__EXERCISE BRIEF__
Reproduce all of the data exactly.

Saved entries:
# # # #
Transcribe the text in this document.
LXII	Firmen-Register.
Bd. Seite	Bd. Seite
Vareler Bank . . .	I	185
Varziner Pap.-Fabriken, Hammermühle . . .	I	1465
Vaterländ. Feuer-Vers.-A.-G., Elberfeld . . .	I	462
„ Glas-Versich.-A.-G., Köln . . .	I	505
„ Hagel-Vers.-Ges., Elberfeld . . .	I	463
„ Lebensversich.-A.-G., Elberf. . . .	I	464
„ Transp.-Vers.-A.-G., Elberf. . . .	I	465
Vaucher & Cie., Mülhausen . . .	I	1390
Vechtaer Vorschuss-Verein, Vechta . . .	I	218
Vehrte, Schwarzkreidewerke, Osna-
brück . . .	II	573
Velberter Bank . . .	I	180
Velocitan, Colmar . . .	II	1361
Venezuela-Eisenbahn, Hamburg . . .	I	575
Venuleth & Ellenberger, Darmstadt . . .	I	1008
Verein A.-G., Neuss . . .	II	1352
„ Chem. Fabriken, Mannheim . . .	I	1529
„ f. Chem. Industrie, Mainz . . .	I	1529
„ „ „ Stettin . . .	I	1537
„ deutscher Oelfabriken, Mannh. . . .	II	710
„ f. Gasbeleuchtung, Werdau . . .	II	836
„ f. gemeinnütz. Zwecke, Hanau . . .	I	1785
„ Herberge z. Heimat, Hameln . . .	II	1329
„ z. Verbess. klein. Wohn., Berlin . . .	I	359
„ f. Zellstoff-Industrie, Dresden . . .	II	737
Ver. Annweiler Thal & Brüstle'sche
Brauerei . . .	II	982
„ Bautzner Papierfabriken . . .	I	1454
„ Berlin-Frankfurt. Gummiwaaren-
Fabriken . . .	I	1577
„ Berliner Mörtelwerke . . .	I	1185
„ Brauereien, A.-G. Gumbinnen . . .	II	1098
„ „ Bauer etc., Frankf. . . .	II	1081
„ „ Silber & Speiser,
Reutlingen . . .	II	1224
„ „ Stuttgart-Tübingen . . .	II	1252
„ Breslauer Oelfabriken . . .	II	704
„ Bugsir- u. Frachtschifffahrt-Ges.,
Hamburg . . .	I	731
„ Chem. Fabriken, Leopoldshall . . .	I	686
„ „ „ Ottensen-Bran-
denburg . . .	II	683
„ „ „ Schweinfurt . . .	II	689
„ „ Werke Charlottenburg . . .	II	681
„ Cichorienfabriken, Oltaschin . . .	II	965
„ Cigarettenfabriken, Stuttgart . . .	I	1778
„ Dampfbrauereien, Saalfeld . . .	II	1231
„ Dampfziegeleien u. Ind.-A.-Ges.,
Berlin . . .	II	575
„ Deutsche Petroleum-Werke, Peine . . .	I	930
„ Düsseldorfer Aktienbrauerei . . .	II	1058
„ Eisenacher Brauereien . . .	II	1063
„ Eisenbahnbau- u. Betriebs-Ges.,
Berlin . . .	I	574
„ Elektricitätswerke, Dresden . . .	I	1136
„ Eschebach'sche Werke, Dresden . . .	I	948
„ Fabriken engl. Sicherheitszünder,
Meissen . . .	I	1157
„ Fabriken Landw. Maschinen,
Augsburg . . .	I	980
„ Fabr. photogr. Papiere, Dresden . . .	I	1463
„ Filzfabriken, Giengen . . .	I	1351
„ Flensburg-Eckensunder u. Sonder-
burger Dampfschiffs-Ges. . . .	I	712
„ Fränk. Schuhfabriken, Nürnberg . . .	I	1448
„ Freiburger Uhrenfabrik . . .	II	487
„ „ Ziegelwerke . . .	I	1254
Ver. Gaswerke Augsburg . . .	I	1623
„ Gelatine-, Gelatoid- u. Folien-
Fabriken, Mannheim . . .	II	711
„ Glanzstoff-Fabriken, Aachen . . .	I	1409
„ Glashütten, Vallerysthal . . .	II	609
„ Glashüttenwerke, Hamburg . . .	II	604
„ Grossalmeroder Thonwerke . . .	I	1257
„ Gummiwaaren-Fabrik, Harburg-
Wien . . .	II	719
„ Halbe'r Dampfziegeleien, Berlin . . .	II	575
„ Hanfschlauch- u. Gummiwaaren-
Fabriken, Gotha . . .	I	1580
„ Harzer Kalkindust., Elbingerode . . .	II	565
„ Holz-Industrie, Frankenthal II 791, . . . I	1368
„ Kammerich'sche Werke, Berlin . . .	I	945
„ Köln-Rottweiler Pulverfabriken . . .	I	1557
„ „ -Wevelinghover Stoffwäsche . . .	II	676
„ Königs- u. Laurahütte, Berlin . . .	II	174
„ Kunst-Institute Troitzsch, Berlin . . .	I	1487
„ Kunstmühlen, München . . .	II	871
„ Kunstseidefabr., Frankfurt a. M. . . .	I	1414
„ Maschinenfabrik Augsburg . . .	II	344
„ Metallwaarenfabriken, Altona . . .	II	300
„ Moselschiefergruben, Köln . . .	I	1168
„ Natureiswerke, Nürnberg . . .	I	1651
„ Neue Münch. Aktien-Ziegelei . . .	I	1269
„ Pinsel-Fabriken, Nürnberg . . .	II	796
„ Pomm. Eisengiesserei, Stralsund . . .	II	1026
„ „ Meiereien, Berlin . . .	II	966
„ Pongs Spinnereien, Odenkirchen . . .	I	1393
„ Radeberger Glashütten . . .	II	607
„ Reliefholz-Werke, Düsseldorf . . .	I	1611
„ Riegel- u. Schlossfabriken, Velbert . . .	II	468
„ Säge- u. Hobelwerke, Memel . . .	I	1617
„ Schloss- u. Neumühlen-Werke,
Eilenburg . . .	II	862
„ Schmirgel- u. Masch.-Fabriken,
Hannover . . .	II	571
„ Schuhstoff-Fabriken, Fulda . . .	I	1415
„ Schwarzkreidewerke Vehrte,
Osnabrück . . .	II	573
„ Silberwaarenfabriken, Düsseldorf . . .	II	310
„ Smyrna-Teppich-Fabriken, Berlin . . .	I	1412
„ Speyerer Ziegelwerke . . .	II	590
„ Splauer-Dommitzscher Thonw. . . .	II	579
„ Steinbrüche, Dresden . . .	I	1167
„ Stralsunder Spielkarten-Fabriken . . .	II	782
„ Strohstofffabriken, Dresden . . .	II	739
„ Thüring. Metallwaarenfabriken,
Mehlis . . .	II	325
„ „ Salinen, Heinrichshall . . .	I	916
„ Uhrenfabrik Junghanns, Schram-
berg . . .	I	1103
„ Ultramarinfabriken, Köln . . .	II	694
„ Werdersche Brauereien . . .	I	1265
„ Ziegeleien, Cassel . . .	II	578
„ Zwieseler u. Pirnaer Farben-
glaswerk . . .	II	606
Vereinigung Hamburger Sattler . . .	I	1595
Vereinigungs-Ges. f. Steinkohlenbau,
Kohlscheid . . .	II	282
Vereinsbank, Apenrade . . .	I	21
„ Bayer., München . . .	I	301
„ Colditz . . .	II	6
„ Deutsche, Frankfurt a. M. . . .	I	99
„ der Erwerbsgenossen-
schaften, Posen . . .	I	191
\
# # # #
__RESULT OF THE TASK__
Transcribe the text in this document.
LXII	Firmen-Register.
Bd. Seite	Bd. Seite
Vareler Bank . . .	I	185
Varziner Pap.-Fabriken, Hammermühle . . .	I	1465
Vaterländ. Feuer-Vers.-A.-G., Elberfeld . . .	I	462
„ Glas-Versich.-A.-G., Köln . . .	I	505
„ Hagel-Vers.-Ges., Elberfeld . . .	I	463
„ Lebensversich.-A.-G., Elberf. . . .	I	464
„ Transp.-Vers.-A.-G., Elberf. . . .	I	465
Vaucher & Cie., Mülhausen . . .	I	1390
Vechtaer Vorschuss-Verein, Vechta . . .	I	218
Vehrte, Schwarzkreidewerke, Osna-
brück . . .	II	573
Velberter Bank . . .	I	180
Velocitan, Colmar . . .	II	1361
Venezuela-Eisenbahn, Hamburg . . .	I	575
Venuleth & Ellenberger, Darmstadt . . .	I	1008
Verein A.-G., Neuss . . .	II	1352
„ Chem. Fabriken, Mannheim . . .	I	1529
„ f. Chem. Industrie, Mainz . . .	I	1529
„ „ „ Stettin . . .	I	1537
„ deutscher Oelfabriken, Mannh. . . .	II	710
„ f. Gasbeleuchtung, Werdau . . .	II	836
„ f. gemeinnütz. Zwecke, Hanau . . .	I	1785
„ Herberge z. Heimat, Hameln . . .	II	1329
„ z. Verbess. klein. Wohn., Berlin . . .	I	359
„ f. Zellstoff-Industrie, Dresden . . .	II	737
Ver. Annweiler Thal & Brüstle'sche
Brauerei . . .	II	982
„ Bautzner Papierfabriken . . .	I	1454
„ Berlin-Frankfurt. Gummiwaaren-
Fabriken . . .	I	1577
„ Berliner Mörtelwerke . . .	I	1185
„ Brauereien, A.-G. Gumbinnen . . .	II	1098
„ „ Bauer etc., Frankf. . . .	II	1081
„ „ Silber & Speiser,
Reutlingen . . .	II	1224
„ „ Stuttgart-Tübingen . . .	II	1252
„ Breslauer Oelfabriken . . .	II	704
„ Bugsir- u. Frachtschifffahrt-Ges.,
Hamburg . . .	I	731
„ Chem. Fabriken, Leopoldshall . . .	I	686
„ „ „ Ottensen-Bran-
denburg . . .	II	683
„ „ „ Schweinfurt . . .	II	689
„ „ Werke Charlottenburg . . .	II	681
„ Cichorienfabriken, Oltaschin . . .	II	965
„ Cigarettenfabriken, Stuttgart . . .	I	1778
„ Dampfbrauereien, Saalfeld . . .	II	1231
„ Dampfziegeleien u. Ind.-A.-Ges.,
Berlin . . .	II	575
„ Deutsche Petroleum-Werke, Peine . . .	I	930
„ Düsseldorfer Aktienbrauerei . . .	II	1058
„ Eisenacher Brauereien . . .	II	1063
„ Eisenbahnbau- u. Betriebs-Ges.,
Berlin . . .	I	574
„ Elektricitätswerke, Dresden . . .	I	1136
„ Eschebach'sche Werke, Dresden . . .	I	948
„ Fabriken engl. Sicherheitszünder,
Meissen . . .	I	1157
„ Fabriken Landw. Maschinen,
Augsburg . . .	I	980
„ Fabr. photogr. Papiere, Dresden . . .	I	1463
„ Filzfabriken, Giengen . . .	I	1351
„ Flensburg-Eckensunder u. Sonder-
burger Dampfschiffs-Ges. . . .	I	712
„ Fränk. Schuhfabriken, Nürnberg . . .	I	1448
„ Freiburger Uhrenfabrik . . .	II	487
„ „ Ziegelwerke . . .	I	1254
Ver. Gaswerke Augsburg . . .	I	1623
„ Gelatine-, Gelatoid- u. Folien-
Fabriken, Mannheim . . .	II	711
„ Glanzstoff-Fabriken, Aachen . . .	I	1409
„ Glashütten, Vallerysthal . . .	II	609
„ Glashüttenwerke, Hamburg . . .	II	604
„ Grossalmeroder Thonwerke . . .	I	1257
„ Gummiwaaren-Fabrik, Harburg-
Wien . . .	II	719
„ Halbe'r Dampfziegeleien, Berlin . . .	II	575
„ Hanfschlauch- u. Gummiwaaren-
Fabriken, Gotha . . .	I	1580
„ Harzer Kalkindust., Elbingerode . . .	II	565
„ Holz-Industrie, Frankenthal II 791, . . . I	1368
„ Kammerich'sche Werke, Berlin . . .	I	945
„ Köln-Rottweiler Pulverfabriken . . .	I	1557
„ „ -Wevelinghover Stoffwäsche . . .	II	676
„ Königs- u. Laurahütte, Berlin . . .	II	174
„ Kunst-Institute Troitzsch, Berlin . . .	I	1487
„ Kunstmühlen, München . . .	II	871
„ Kunstseidefabr., Frankfurt a. M. . . .	I	1414
„ Maschinenfabrik Augsburg . . .	II	344
„ Metallwaarenfabriken, Altona . . .	II	300
„ Moselschiefergruben, Köln . . .	I	1168
„ Natureiswerke, Nürnberg . . .	I	1651
„ Neue Münch. Aktien-Ziegelei . . .	I	1269
„ Pinsel-Fabriken, Nürnberg . . .	II	796
„ Pomm. Eisengiesserei, Stralsund . . .	II	1026
„ „ Meiereien, Berlin . . .	II	966
„ Pongs Spinnereien, Odenkirchen . . .	I	1393
„ Radeberger Glashütten . . .	II	607
„ Reliefholz-Werke, Düsseldorf . . .	I	1611
„ Riegel- u. Schlossfabriken, Velbert . . .	II	468
„ Säge- u. Hobelwerke, Memel . . .	I	1617
„ Schloss- u. Neumühlen-Werke,
Eilenburg . . .	II	862
„ Schmirgel- u. Masch.-Fabriken,
Hannover . . .	II	571
„ Schuhstoff-Fabriken, Fulda . . .	I	1415
„ Schwarzkreidewerke Vehrte,
Osnabrück . . .	II	573
„ Silberwaarenfabriken, Düsseldorf . . .	II	310
„ Smyrna-Teppich-Fabriken, Berlin . . .	I	1412
„ Speyerer Ziegelwerke . . .	II	590
„ Splauer-Dommitzscher Thonw. . . .	II	579
„ Steinbrüche, Dresden . . .	I	1167
„ Stralsunder Spielkarten-Fabriken . . .	II	782
„ Strohstofffabriken, Dresden . . .	II	739
„ Thüring. Metallwaarenfabriken,
Mehlis . . .	II	325
„ „ Salinen, Heinrichshall . . .	I	916
„ Uhrenfabrik Junghanns, Schram-
berg . . .	I	1103
„ Ultramarinfabriken, Köln . . .	II	694
„ Werdersche Brauereien . . .	I	1265
„ Ziegeleien, Cassel . . .	II	578
„ Zwieseler u. Pirnaer Farben-
glaswerk . . .	II	606
Vereinigung Hamburger Sattler . . .	I	1595
Vereinigungs-Ges. f. Steinkohlenbau,
Kohlscheid . . .	II	282
Vereinsbank, Apenrade . . .	I	21
„ Bayer., München . . .	I	301
„ Colditz . . .	II	6
„ Deutsche, Frankfurt a. M. . . .	I	99
„ der Erwerbsgenossen-
schaften, Posen . . .	I	191
\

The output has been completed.